Provided records:
-.-.-
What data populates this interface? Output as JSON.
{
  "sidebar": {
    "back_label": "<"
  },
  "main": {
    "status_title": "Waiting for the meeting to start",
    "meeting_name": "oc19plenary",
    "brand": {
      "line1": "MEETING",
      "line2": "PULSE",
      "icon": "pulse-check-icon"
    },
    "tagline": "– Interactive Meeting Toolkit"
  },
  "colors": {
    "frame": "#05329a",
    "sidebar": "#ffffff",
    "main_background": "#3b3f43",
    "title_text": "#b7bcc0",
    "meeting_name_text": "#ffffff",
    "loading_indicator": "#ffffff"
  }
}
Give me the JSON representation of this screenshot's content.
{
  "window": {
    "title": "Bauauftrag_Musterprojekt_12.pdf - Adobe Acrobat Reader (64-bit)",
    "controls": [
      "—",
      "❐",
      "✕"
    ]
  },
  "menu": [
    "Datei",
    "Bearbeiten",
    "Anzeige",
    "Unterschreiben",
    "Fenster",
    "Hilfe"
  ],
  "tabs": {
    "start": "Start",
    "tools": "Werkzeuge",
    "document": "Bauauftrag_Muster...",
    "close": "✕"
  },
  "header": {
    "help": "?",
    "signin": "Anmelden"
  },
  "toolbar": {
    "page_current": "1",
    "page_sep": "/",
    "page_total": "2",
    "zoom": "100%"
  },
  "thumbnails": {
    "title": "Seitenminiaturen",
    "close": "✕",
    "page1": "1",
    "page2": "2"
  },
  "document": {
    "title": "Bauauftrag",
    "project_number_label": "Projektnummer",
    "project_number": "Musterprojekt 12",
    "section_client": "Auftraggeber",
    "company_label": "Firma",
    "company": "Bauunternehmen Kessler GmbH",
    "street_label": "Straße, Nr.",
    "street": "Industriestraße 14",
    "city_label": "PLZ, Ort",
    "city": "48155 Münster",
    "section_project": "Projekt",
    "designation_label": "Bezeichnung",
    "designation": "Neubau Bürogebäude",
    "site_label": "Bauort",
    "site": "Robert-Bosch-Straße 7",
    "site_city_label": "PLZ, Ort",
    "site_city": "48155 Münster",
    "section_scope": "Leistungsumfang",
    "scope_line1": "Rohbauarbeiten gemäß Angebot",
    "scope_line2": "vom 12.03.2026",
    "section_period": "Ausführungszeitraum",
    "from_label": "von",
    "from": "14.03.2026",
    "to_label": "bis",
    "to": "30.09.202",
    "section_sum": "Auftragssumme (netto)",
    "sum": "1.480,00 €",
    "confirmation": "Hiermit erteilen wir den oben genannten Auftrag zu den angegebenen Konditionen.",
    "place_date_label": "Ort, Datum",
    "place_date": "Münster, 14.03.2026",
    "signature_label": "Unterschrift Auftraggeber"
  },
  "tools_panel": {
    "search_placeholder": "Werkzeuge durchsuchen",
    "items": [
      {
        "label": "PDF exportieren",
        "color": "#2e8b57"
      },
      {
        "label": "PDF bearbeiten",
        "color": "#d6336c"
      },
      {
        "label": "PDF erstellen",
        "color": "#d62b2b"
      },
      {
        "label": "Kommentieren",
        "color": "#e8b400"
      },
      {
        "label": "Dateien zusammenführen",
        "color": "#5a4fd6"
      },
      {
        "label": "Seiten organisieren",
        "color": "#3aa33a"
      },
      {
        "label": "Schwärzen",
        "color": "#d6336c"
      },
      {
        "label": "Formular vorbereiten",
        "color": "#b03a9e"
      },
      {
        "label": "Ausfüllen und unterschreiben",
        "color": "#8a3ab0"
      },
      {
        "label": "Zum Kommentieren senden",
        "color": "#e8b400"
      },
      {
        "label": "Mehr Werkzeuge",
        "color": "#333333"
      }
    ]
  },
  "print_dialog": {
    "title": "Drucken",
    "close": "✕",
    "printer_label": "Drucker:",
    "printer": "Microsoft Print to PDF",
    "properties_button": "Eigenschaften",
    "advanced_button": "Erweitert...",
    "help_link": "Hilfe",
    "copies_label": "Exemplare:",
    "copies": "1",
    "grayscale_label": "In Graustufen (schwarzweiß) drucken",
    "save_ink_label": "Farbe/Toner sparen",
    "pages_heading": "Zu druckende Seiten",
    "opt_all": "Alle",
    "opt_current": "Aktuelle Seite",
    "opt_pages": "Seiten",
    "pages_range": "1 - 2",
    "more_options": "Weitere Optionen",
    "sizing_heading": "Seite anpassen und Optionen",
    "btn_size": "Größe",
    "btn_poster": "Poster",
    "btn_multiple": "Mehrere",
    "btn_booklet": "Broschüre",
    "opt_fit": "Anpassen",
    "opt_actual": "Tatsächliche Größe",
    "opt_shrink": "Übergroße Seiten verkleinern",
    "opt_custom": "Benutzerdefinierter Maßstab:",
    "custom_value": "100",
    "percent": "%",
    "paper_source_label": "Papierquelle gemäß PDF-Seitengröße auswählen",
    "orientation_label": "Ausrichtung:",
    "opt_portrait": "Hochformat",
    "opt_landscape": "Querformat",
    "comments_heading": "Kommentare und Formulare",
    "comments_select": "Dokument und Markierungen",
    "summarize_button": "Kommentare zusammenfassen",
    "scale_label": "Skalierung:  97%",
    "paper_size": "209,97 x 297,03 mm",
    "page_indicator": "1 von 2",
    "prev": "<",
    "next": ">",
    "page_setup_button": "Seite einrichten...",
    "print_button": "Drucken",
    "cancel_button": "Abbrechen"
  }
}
-.-.-
Directions for this task: Using the listing above, gather each line that holds the string "document" and copy it.

Written response:
    "document": "Bauauftrag_Muster...",
  "document": {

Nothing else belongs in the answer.